Requirements: Locate each line containing the string "JSON" and copy it out.

>>>>>

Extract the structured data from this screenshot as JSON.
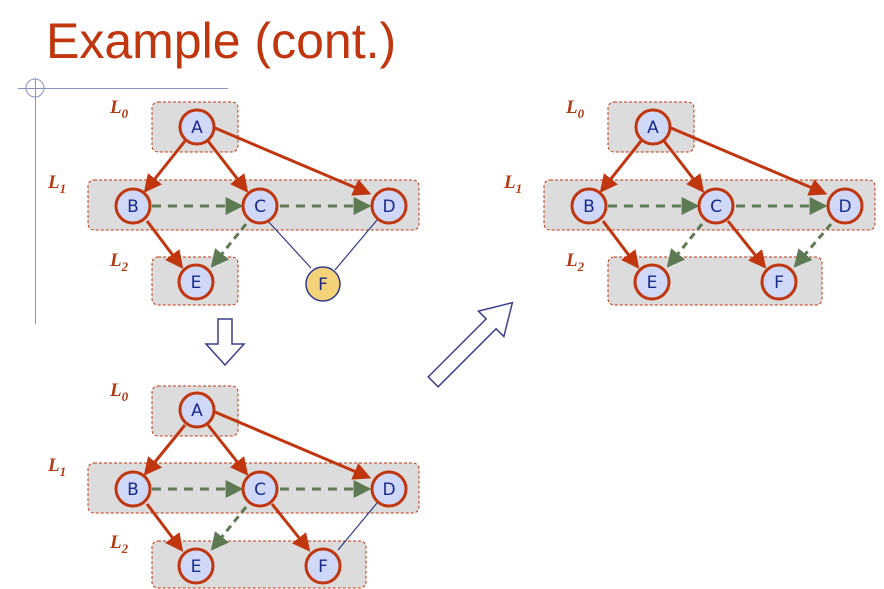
{
  "slide": {
    "title": "Example (cont.)"
  },
  "colors": {
    "title": "#c0360f",
    "tree_edge": "#c0360f",
    "cross_edge": "#5e7a55",
    "plain_edge": "#2e3a8a",
    "node_fill": "#cfd8f7",
    "node_stroke": "#c0360f",
    "highlight_node_fill": "#f4d27a",
    "level_box_fill": "#dcdcdc",
    "level_box_stroke": "#c0360f",
    "transition_arrow": "#3a3f8a"
  },
  "level_labels": {
    "l0": {
      "main": "L",
      "sub": "0"
    },
    "l1": {
      "main": "L",
      "sub": "1"
    },
    "l2": {
      "main": "L",
      "sub": "2"
    }
  },
  "diagrams": [
    {
      "id": "top-left",
      "nodes": {
        "A": "A",
        "B": "B",
        "C": "C",
        "D": "D",
        "E": "E",
        "F": "F"
      },
      "levels": [
        [
          "A"
        ],
        [
          "B",
          "C",
          "D"
        ],
        [
          "E"
        ]
      ],
      "discovery_edges": [
        [
          "A",
          "B"
        ],
        [
          "A",
          "C"
        ],
        [
          "A",
          "D"
        ],
        [
          "B",
          "E"
        ]
      ],
      "cross_edges": [
        [
          "B",
          "C"
        ],
        [
          "C",
          "D"
        ],
        [
          "C",
          "E"
        ]
      ],
      "unexplored_edges": [
        [
          "C",
          "F"
        ],
        [
          "D",
          "F"
        ]
      ],
      "current_node": "F"
    },
    {
      "id": "bottom-left",
      "nodes": {
        "A": "A",
        "B": "B",
        "C": "C",
        "D": "D",
        "E": "E",
        "F": "F"
      },
      "levels": [
        [
          "A"
        ],
        [
          "B",
          "C",
          "D"
        ],
        [
          "E",
          "F"
        ]
      ],
      "discovery_edges": [
        [
          "A",
          "B"
        ],
        [
          "A",
          "C"
        ],
        [
          "A",
          "D"
        ],
        [
          "B",
          "E"
        ],
        [
          "C",
          "F"
        ]
      ],
      "cross_edges": [
        [
          "B",
          "C"
        ],
        [
          "C",
          "D"
        ],
        [
          "C",
          "E"
        ]
      ],
      "unexplored_edges": [
        [
          "D",
          "F"
        ]
      ]
    },
    {
      "id": "right",
      "nodes": {
        "A": "A",
        "B": "B",
        "C": "C",
        "D": "D",
        "E": "E",
        "F": "F"
      },
      "levels": [
        [
          "A"
        ],
        [
          "B",
          "C",
          "D"
        ],
        [
          "E",
          "F"
        ]
      ],
      "discovery_edges": [
        [
          "A",
          "B"
        ],
        [
          "A",
          "C"
        ],
        [
          "A",
          "D"
        ],
        [
          "B",
          "E"
        ],
        [
          "C",
          "F"
        ]
      ],
      "cross_edges": [
        [
          "B",
          "C"
        ],
        [
          "C",
          "D"
        ],
        [
          "C",
          "E"
        ],
        [
          "D",
          "F"
        ]
      ],
      "unexplored_edges": []
    }
  ]
}
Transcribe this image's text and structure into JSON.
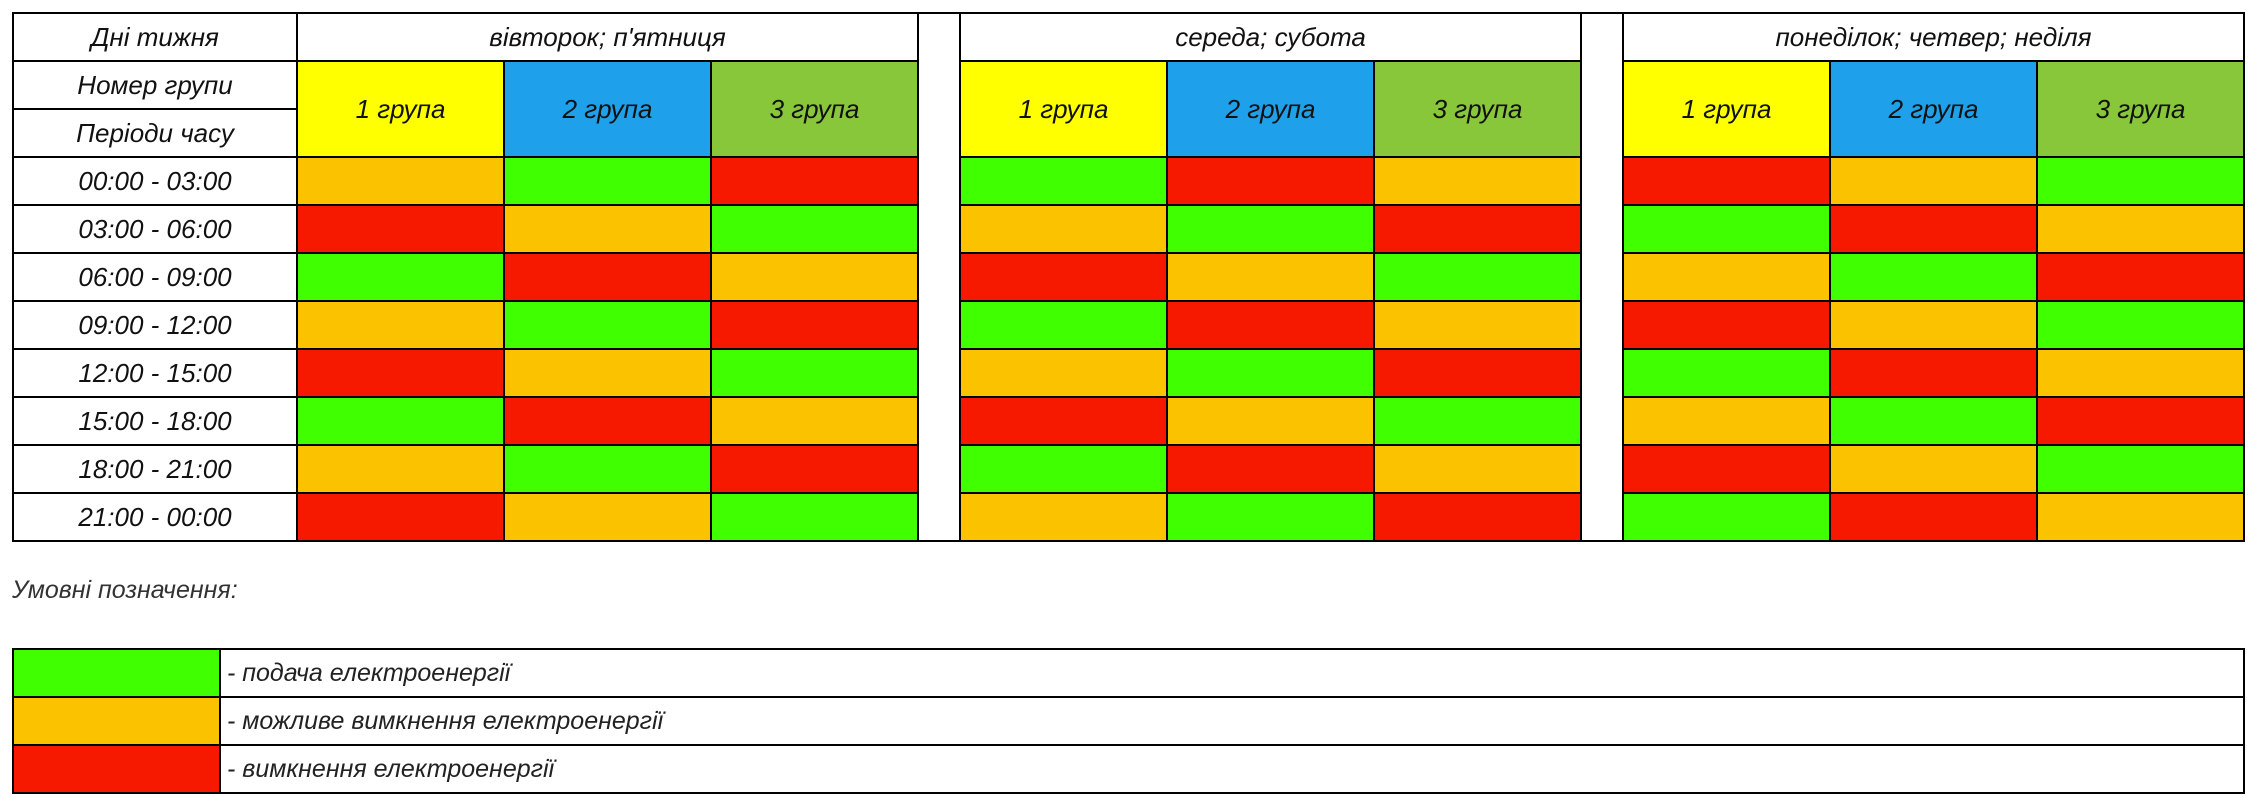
{
  "colors": {
    "on": "#3FFF00",
    "maybe": "#FBC200",
    "off": "#F71800",
    "group1": "#FFFF00",
    "group2": "#1FA0EA",
    "group3": "#88C63A"
  },
  "labels": {
    "days": "Дні тижня",
    "group_number": "Номер групи",
    "periods": "Періоди часу"
  },
  "groups": [
    "1 група",
    "2 група",
    "3 група"
  ],
  "periods": [
    "00:00 - 03:00",
    "03:00 - 06:00",
    "06:00 - 09:00",
    "09:00 - 12:00",
    "12:00 - 15:00",
    "15:00 - 18:00",
    "18:00 - 21:00",
    "21:00 - 00:00"
  ],
  "blocks": [
    {
      "days": "вівторок; п'ятниця",
      "rows": [
        [
          "maybe",
          "on",
          "off"
        ],
        [
          "off",
          "maybe",
          "on"
        ],
        [
          "on",
          "off",
          "maybe"
        ],
        [
          "maybe",
          "on",
          "off"
        ],
        [
          "off",
          "maybe",
          "on"
        ],
        [
          "on",
          "off",
          "maybe"
        ],
        [
          "maybe",
          "on",
          "off"
        ],
        [
          "off",
          "maybe",
          "on"
        ]
      ]
    },
    {
      "days": "середа; субота",
      "rows": [
        [
          "on",
          "off",
          "maybe"
        ],
        [
          "maybe",
          "on",
          "off"
        ],
        [
          "off",
          "maybe",
          "on"
        ],
        [
          "on",
          "off",
          "maybe"
        ],
        [
          "maybe",
          "on",
          "off"
        ],
        [
          "off",
          "maybe",
          "on"
        ],
        [
          "on",
          "off",
          "maybe"
        ],
        [
          "maybe",
          "on",
          "off"
        ]
      ]
    },
    {
      "days": "понеділок; четвер; неділя",
      "rows": [
        [
          "off",
          "maybe",
          "on"
        ],
        [
          "on",
          "off",
          "maybe"
        ],
        [
          "maybe",
          "on",
          "off"
        ],
        [
          "off",
          "maybe",
          "on"
        ],
        [
          "on",
          "off",
          "maybe"
        ],
        [
          "maybe",
          "on",
          "off"
        ],
        [
          "off",
          "maybe",
          "on"
        ],
        [
          "on",
          "off",
          "maybe"
        ]
      ]
    }
  ],
  "legend": {
    "title": "Умовні позначення:",
    "items": [
      {
        "status": "on",
        "text": "- подача електроенергії"
      },
      {
        "status": "maybe",
        "text": "- можливе вимкнення електроенергії"
      },
      {
        "status": "off",
        "text": "- вимкнення електроенергії"
      }
    ]
  }
}
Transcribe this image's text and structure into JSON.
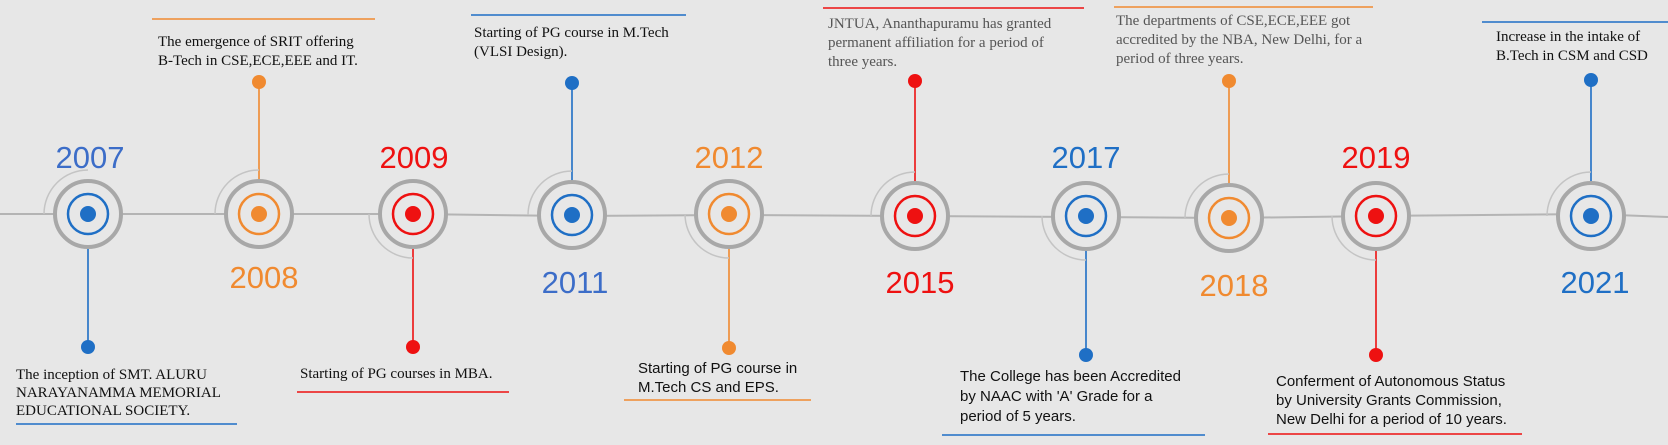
{
  "colors": {
    "blue": "#1f6fc5",
    "blue_year": "#3c6dc8",
    "orange": "#f08a30",
    "red": "#ee1111",
    "ring_gray": "#a8a8a8",
    "text": "#111111",
    "background": "#e7e7e7"
  },
  "events": [
    {
      "year": "2007",
      "color": "blue",
      "text": [
        "The inception of SMT. ALURU",
        "NARAYANAMMA MEMORIAL",
        "EDUCATIONAL SOCIETY."
      ]
    },
    {
      "year": "2008",
      "color": "orange",
      "text": [
        "The emergence of SRIT offering",
        "B-Tech in CSE,ECE,EEE and IT."
      ]
    },
    {
      "year": "2009",
      "color": "red",
      "text": [
        "Starting of PG courses in MBA."
      ]
    },
    {
      "year": "2011",
      "color": "blue",
      "text": [
        "Starting of PG course in M.Tech",
        "(VLSI Design)."
      ]
    },
    {
      "year": "2012",
      "color": "orange",
      "text": [
        "Starting of PG course in",
        "M.Tech CS and EPS."
      ]
    },
    {
      "year": "2015",
      "color": "red",
      "text": [
        "JNTUA,  Ananthapuramu has granted",
        "permanent affiliation for a period of",
        "three years."
      ]
    },
    {
      "year": "2017",
      "color": "blue",
      "text": [
        "The College has been Accredited",
        "by NAAC with 'A' Grade for a",
        "period of 5 years."
      ]
    },
    {
      "year": "2018",
      "color": "orange",
      "text": [
        "The departments of CSE,ECE,EEE got",
        "accredited by the NBA, New Delhi, for a",
        "period of three years."
      ]
    },
    {
      "year": "2019",
      "color": "red",
      "text": [
        "Conferment of Autonomous Status",
        "by University Grants Commission,",
        "New Delhi for a period of 10 years."
      ]
    },
    {
      "year": "2021",
      "color": "blue",
      "text": [
        "Increase in the intake of",
        "B.Tech in CSM and CSD"
      ]
    }
  ]
}
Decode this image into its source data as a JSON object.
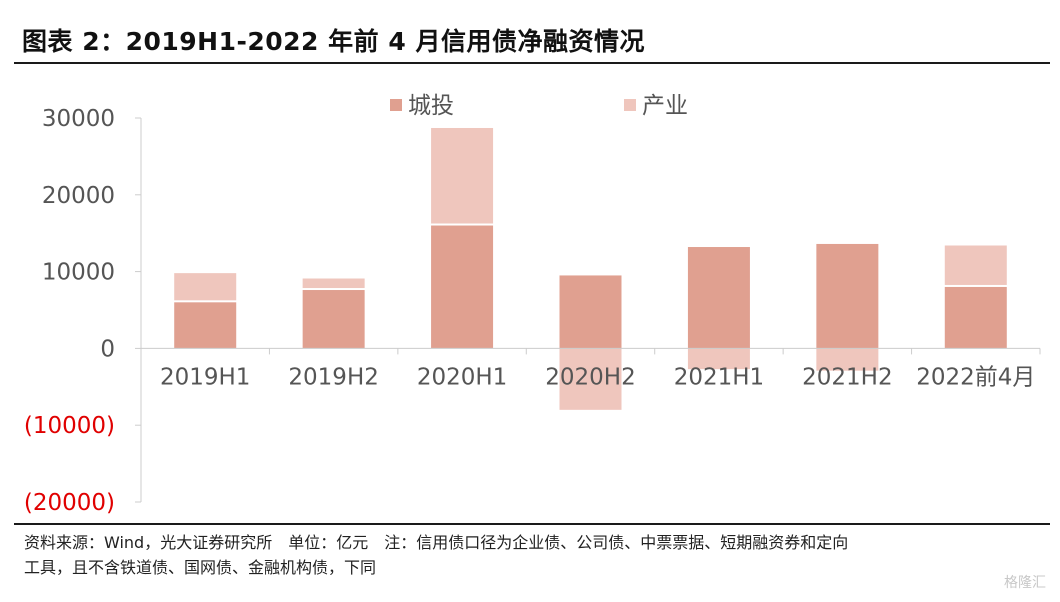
{
  "title": "图表 2：2019H1-2022 年前 4 月信用债净融资情况",
  "source_note_line1": "资料来源：Wind，光大证券研究所　单位：亿元　注：信用债口径为企业债、公司债、中票票据、短期融资券和定向",
  "source_note_line2": "工具，且不含铁道债、国网债、金融机构债，下同",
  "watermark": "格隆汇",
  "colors": {
    "chengtou": "#e0a090",
    "chanye": "#efc6bd",
    "negative_label": "#e00000",
    "axis": "#cccccc"
  },
  "chart_data": {
    "type": "bar",
    "stacked": true,
    "categories": [
      "2019H1",
      "2019H2",
      "2020H1",
      "2020H2",
      "2021H1",
      "2021H2",
      "2022前4月"
    ],
    "series": [
      {
        "name": "城投",
        "values": [
          6000,
          7600,
          16000,
          9500,
          13200,
          13600,
          8000
        ]
      },
      {
        "name": "产业",
        "values": [
          3800,
          1500,
          12700,
          -8000,
          -2700,
          -2900,
          5400
        ]
      }
    ],
    "yticks": [
      30000,
      20000,
      10000,
      0,
      -10000,
      -20000
    ],
    "ytick_labels": [
      "30000",
      "20000",
      "10000",
      "0",
      "(10000)",
      "(20000)"
    ],
    "ylim": [
      -20000,
      30000
    ],
    "legend_position": "top",
    "grid": false
  }
}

<<<<<

Written reply:
Extract the structured data from this screenshot as JSON.
Transcribe this image's text and structure into JSON.
Transcribe this image's text and structure into JSON.
Decode this image into its source data as a JSON object.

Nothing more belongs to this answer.